#### [SUPPLIED MATERIAL]
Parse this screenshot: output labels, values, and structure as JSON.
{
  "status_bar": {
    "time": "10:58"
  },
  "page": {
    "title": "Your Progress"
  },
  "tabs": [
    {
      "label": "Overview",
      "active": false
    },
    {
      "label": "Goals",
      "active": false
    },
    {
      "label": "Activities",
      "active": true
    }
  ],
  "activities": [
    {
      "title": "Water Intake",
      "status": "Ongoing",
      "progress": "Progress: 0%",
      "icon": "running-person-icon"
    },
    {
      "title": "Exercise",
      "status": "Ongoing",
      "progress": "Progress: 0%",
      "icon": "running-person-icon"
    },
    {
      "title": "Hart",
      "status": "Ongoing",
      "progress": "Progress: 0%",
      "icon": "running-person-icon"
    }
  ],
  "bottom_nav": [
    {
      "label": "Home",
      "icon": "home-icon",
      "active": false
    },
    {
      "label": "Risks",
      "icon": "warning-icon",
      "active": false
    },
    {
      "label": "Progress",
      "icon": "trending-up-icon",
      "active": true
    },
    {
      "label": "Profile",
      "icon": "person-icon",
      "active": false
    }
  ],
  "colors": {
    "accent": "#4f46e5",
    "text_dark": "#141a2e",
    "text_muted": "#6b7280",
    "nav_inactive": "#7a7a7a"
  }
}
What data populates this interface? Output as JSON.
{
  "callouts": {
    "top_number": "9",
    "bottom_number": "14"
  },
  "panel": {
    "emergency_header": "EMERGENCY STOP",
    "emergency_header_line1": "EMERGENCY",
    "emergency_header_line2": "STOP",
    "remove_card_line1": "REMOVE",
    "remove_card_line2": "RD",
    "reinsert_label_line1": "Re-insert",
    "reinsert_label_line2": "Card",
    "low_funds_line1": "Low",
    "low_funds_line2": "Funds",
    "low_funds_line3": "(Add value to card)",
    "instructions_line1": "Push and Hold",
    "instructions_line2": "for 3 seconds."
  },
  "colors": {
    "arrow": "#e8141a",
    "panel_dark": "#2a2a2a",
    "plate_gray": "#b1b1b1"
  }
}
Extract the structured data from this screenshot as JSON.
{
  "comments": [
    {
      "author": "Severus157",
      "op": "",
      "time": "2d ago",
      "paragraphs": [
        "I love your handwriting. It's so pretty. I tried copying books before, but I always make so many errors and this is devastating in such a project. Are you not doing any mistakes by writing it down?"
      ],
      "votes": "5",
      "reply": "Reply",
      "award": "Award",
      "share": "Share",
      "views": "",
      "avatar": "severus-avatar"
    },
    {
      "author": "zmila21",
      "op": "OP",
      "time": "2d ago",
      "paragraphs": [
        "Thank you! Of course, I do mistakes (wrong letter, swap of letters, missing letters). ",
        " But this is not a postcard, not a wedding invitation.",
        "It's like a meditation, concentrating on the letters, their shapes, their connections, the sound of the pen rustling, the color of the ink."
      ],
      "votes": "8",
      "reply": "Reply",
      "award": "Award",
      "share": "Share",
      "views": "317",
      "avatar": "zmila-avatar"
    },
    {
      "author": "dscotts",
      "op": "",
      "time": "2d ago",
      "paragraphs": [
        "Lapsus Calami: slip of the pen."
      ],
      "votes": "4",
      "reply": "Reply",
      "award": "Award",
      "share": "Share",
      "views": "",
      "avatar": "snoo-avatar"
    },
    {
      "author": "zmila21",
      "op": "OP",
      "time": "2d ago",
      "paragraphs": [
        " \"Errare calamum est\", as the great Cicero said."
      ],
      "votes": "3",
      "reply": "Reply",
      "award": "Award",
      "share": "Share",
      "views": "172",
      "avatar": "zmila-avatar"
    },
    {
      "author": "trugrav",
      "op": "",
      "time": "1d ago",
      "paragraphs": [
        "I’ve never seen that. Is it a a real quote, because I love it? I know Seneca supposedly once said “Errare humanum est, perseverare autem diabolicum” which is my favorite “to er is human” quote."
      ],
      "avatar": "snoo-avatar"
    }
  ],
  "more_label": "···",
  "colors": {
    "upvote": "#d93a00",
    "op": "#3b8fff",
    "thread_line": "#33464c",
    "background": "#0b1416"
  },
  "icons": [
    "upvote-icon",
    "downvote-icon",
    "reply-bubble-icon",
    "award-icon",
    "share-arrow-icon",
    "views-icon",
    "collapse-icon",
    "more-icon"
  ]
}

#### [JOB]
Pick each line holding the word "JSON" out of the listing.

#### [OUTPUT OF THE EXERCISE]
Parse this screenshot: output labels, values, and structure as JSON.
What data populates this interface? Output as JSON.
Extract the structured data from this screenshot as JSON.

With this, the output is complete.